YOUR GOAL: Reproduce all of the data that follows, character for character.

RECORD LIST:
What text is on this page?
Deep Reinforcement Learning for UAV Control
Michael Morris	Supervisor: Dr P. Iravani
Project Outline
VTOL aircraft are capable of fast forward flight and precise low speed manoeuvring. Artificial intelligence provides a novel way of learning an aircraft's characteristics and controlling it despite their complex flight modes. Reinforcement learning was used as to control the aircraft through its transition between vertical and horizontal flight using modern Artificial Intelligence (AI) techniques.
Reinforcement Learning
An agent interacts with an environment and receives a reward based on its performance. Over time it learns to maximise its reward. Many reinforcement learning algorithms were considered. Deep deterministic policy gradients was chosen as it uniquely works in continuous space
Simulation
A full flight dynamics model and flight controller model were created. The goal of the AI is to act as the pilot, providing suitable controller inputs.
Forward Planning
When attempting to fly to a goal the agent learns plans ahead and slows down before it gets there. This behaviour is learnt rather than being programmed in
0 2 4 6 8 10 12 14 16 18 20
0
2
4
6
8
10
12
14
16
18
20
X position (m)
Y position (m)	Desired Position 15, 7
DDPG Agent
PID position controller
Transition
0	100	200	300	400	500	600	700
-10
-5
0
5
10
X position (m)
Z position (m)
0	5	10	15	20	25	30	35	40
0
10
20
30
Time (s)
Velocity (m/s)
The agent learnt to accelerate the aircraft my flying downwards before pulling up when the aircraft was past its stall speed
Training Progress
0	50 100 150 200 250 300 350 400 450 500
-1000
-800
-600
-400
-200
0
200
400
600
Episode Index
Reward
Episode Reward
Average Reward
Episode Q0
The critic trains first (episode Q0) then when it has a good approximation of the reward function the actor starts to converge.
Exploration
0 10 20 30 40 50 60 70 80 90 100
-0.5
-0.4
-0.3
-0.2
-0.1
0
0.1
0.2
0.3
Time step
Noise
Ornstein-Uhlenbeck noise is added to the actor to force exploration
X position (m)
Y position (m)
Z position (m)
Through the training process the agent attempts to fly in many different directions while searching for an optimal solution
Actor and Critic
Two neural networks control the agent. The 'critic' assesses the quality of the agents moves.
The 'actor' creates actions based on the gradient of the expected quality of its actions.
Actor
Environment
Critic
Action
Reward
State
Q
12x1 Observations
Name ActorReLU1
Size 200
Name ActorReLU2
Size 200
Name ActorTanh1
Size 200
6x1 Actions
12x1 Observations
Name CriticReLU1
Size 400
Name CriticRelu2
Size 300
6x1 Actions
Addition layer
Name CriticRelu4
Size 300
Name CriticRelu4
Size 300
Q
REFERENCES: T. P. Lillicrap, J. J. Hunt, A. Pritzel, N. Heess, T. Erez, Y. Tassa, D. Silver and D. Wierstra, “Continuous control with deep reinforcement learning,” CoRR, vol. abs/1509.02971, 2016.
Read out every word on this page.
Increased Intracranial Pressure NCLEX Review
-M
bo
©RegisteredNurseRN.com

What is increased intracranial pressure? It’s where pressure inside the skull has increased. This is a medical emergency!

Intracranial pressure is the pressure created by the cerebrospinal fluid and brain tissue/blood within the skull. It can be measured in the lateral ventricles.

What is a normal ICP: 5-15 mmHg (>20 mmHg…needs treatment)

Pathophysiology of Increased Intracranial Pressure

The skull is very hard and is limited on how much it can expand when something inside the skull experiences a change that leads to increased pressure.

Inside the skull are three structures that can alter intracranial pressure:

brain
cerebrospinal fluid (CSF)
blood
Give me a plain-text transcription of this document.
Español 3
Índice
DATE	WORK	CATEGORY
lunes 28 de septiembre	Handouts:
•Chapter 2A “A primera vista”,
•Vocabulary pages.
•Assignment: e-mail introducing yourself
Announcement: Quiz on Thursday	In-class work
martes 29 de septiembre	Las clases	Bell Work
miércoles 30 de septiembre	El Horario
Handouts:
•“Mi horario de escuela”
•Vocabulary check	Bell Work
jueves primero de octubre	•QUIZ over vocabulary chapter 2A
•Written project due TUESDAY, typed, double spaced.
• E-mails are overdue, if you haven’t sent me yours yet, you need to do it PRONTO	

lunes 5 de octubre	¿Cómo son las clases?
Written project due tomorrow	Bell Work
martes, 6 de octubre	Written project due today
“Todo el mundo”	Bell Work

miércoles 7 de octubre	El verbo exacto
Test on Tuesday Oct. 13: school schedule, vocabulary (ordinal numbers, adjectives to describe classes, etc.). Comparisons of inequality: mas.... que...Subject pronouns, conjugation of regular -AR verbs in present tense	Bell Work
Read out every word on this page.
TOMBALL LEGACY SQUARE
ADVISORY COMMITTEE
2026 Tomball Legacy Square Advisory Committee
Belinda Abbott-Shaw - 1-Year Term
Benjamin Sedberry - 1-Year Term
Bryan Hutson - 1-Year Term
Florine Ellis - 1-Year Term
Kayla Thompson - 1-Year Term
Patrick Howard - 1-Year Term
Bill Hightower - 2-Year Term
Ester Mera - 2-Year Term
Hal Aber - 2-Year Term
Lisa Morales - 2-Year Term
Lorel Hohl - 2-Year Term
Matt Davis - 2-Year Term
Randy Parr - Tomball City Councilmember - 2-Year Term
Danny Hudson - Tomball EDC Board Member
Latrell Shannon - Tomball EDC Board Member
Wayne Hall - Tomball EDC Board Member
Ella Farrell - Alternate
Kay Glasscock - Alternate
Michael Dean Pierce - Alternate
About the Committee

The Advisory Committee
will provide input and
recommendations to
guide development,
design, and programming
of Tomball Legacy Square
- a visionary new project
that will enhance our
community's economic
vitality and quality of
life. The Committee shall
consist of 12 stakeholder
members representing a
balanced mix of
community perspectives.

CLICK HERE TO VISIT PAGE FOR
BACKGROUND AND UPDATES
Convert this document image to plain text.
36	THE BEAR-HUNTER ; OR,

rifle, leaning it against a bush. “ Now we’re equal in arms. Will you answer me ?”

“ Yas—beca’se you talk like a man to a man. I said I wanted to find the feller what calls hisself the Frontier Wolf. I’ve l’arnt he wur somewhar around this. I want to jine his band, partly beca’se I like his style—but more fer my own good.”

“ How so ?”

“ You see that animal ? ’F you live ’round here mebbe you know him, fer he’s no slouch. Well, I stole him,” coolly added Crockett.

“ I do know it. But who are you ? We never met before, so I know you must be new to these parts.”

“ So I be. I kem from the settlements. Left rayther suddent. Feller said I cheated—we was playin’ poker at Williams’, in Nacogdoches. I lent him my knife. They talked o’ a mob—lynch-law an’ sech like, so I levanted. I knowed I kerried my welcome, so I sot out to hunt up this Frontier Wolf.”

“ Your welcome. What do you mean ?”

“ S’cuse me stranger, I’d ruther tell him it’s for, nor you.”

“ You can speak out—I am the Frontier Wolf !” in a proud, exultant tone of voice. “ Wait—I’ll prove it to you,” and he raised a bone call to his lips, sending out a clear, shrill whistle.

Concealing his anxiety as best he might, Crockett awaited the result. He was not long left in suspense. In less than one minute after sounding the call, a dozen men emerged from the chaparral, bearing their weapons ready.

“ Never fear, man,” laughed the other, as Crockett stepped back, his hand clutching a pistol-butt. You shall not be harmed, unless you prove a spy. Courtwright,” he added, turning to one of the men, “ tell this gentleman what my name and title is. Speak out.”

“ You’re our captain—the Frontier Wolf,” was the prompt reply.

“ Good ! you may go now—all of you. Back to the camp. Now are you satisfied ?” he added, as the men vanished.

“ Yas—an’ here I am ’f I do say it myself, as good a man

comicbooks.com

RESPONSE TO THIS TASK:
What text is on this page?
Deep Reinforcement Learning for UAV Control
Michael Morris	Supervisor: Dr P. Iravani
Project Outline
VTOL aircraft are capable of fast forward flight and precise low speed manoeuvring. Artificial intelligence provides a novel way of learning an aircraft's characteristics and controlling it despite their complex flight modes. Reinforcement learning was used as to control the aircraft through its transition between vertical and horizontal flight using modern Artificial Intelligence (AI) techniques.
Reinforcement Learning
An agent interacts with an environment and receives a reward based on its performance. Over time it learns to maximise its reward. Many reinforcement learning algorithms were considered. Deep deterministic policy gradients was chosen as it uniquely works in continuous space
Simulation
A full flight dynamics model and flight controller model were created. The goal of the AI is to act as the pilot, providing suitable controller inputs.
Forward Planning
When attempting to fly to a goal the agent learns plans ahead and slows down before it gets there. This behaviour is learnt rather than being programmed in
0 2 4 6 8 10 12 14 16 18 20
0
2
4
6
8
10
12
14
16
18
20
X position (m)
Y position (m)	Desired Position 15, 7
DDPG Agent
PID position controller
Transition
0	100	200	300	400	500	600	700
-10
-5
0
5
10
X position (m)
Z position (m)
0	5	10	15	20	25	30	35	40
0
10
20
30
Time (s)
Velocity (m/s)
The agent learnt to accelerate the aircraft my flying downwards before pulling up when the aircraft was past its stall speed
Training Progress
0	50 100 150 200 250 300 350 400 450 500
-1000
-800
-600
-400
-200
0
200
400
600
Episode Index
Reward
Episode Reward
Average Reward
Episode Q0
The critic trains first (episode Q0) then when it has a good approximation of the reward function the actor starts to converge.
Exploration
0 10 20 30 40 50 60 70 80 90 100
-0.5
-0.4
-0.3
-0.2
-0.1
0
0.1
0.2
0.3
Time step
Noise
Ornstein-Uhlenbeck noise is added to the actor to force exploration
X position (m)
Y position (m)
Z position (m)
Through the training process the agent attempts to fly in many different directions while searching for an optimal solution
Actor and Critic
Two neural networks control the agent. The 'critic' assesses the quality of the agents moves.
The 'actor' creates actions based on the gradient of the expected quality of its actions.
Actor
Environment
Critic
Action
Reward
State
Q
12x1 Observations
Name ActorReLU1
Size 200
Name ActorReLU2
Size 200
Name ActorTanh1
Size 200
6x1 Actions
12x1 Observations
Name CriticReLU1
Size 400
Name CriticRelu2
Size 300
6x1 Actions
Addition layer
Name CriticRelu4
Size 300
Name CriticRelu4
Size 300
Q
REFERENCES: T. P. Lillicrap, J. J. Hunt, A. Pritzel, N. Heess, T. Erez, Y. Tassa, D. Silver and D. Wierstra, “Continuous control with deep reinforcement learning,” CoRR, vol. abs/1509.02971, 2016.
Read out every word on this page.
Increased Intracranial Pressure NCLEX Review
-M
bo
©RegisteredNurseRN.com

What is increased intracranial pressure? It’s where pressure inside the skull has increased. This is a medical emergency!

Intracranial pressure is the pressure created by the cerebrospinal fluid and brain tissue/blood within the skull. It can be measured in the lateral ventricles.

What is a normal ICP: 5-15 mmHg (>20 mmHg…needs treatment)

Pathophysiology of Increased Intracranial Pressure

The skull is very hard and is limited on how much it can expand when something inside the skull experiences a change that leads to increased pressure.

Inside the skull are three structures that can alter intracranial pressure:

brain
cerebrospinal fluid (CSF)
blood
Give me a plain-text transcription of this document.
Español 3
Índice
DATE	WORK	CATEGORY
lunes 28 de septiembre	Handouts:
•Chapter 2A “A primera vista”,
•Vocabulary pages.
•Assignment: e-mail introducing yourself
Announcement: Quiz on Thursday	In-class work
martes 29 de septiembre	Las clases	Bell Work
miércoles 30 de septiembre	El Horario
Handouts:
•“Mi horario de escuela”
•Vocabulary check	Bell Work
jueves primero de octubre	•QUIZ over vocabulary chapter 2A
•Written project due TUESDAY, typed, double spaced.
• E-mails are overdue, if you haven’t sent me yours yet, you need to do it PRONTO	

lunes 5 de octubre	¿Cómo son las clases?
Written project due tomorrow	Bell Work
martes, 6 de octubre	Written project due today
“Todo el mundo”	Bell Work

miércoles 7 de octubre	El verbo exacto
Test on Tuesday Oct. 13: school schedule, vocabulary (ordinal numbers, adjectives to describe classes, etc.). Comparisons of inequality: mas.... que...Subject pronouns, conjugation of regular -AR verbs in present tense	Bell Work
Read out every word on this page.
TOMBALL LEGACY SQUARE
ADVISORY COMMITTEE
2026 Tomball Legacy Square Advisory Committee
Belinda Abbott-Shaw - 1-Year Term
Benjamin Sedberry - 1-Year Term
Bryan Hutson - 1-Year Term
Florine Ellis - 1-Year Term
Kayla Thompson - 1-Year Term
Patrick Howard - 1-Year Term
Bill Hightower - 2-Year Term
Ester Mera - 2-Year Term
Hal Aber - 2-Year Term
Lisa Morales - 2-Year Term
Lorel Hohl - 2-Year Term
Matt Davis - 2-Year Term
Randy Parr - Tomball City Councilmember - 2-Year Term
Danny Hudson - Tomball EDC Board Member
Latrell Shannon - Tomball EDC Board Member
Wayne Hall - Tomball EDC Board Member
Ella Farrell - Alternate
Kay Glasscock - Alternate
Michael Dean Pierce - Alternate
About the Committee

The Advisory Committee
will provide input and
recommendations to
guide development,
design, and programming
of Tomball Legacy Square
- a visionary new project
that will enhance our
community's economic
vitality and quality of
life. The Committee shall
consist of 12 stakeholder
members representing a
balanced mix of
community perspectives.

CLICK HERE TO VISIT PAGE FOR
BACKGROUND AND UPDATES
Convert this document image to plain text.
36	THE BEAR-HUNTER ; OR,

rifle, leaning it against a bush. “ Now we’re equal in arms. Will you answer me ?”

“ Yas—beca’se you talk like a man to a man. I said I wanted to find the feller what calls hisself the Frontier Wolf. I’ve l’arnt he wur somewhar around this. I want to jine his band, partly beca’se I like his style—but more fer my own good.”

“ How so ?”

“ You see that animal ? ’F you live ’round here mebbe you know him, fer he’s no slouch. Well, I stole him,” coolly added Crockett.

“ I do know it. But who are you ? We never met before, so I know you must be new to these parts.”

“ So I be. I kem from the settlements. Left rayther suddent. Feller said I cheated—we was playin’ poker at Williams’, in Nacogdoches. I lent him my knife. They talked o’ a mob—lynch-law an’ sech like, so I levanted. I knowed I kerried my welcome, so I sot out to hunt up this Frontier Wolf.”

“ Your welcome. What do you mean ?”

“ S’cuse me stranger, I’d ruther tell him it’s for, nor you.”

“ You can speak out—I am the Frontier Wolf !” in a proud, exultant tone of voice. “ Wait—I’ll prove it to you,” and he raised a bone call to his lips, sending out a clear, shrill whistle.

Concealing his anxiety as best he might, Crockett awaited the result. He was not long left in suspense. In less than one minute after sounding the call, a dozen men emerged from the chaparral, bearing their weapons ready.

“ Never fear, man,” laughed the other, as Crockett stepped back, his hand clutching a pistol-butt. You shall not be harmed, unless you prove a spy. Courtwright,” he added, turning to one of the men, “ tell this gentleman what my name and title is. Speak out.”

“ You’re our captain—the Frontier Wolf,” was the prompt reply.

“ Good ! you may go now—all of you. Back to the camp. Now are you satisfied ?” he added, as the men vanished.

“ Yas—an’ here I am ’f I do say it myself, as good a man

comicbooks.com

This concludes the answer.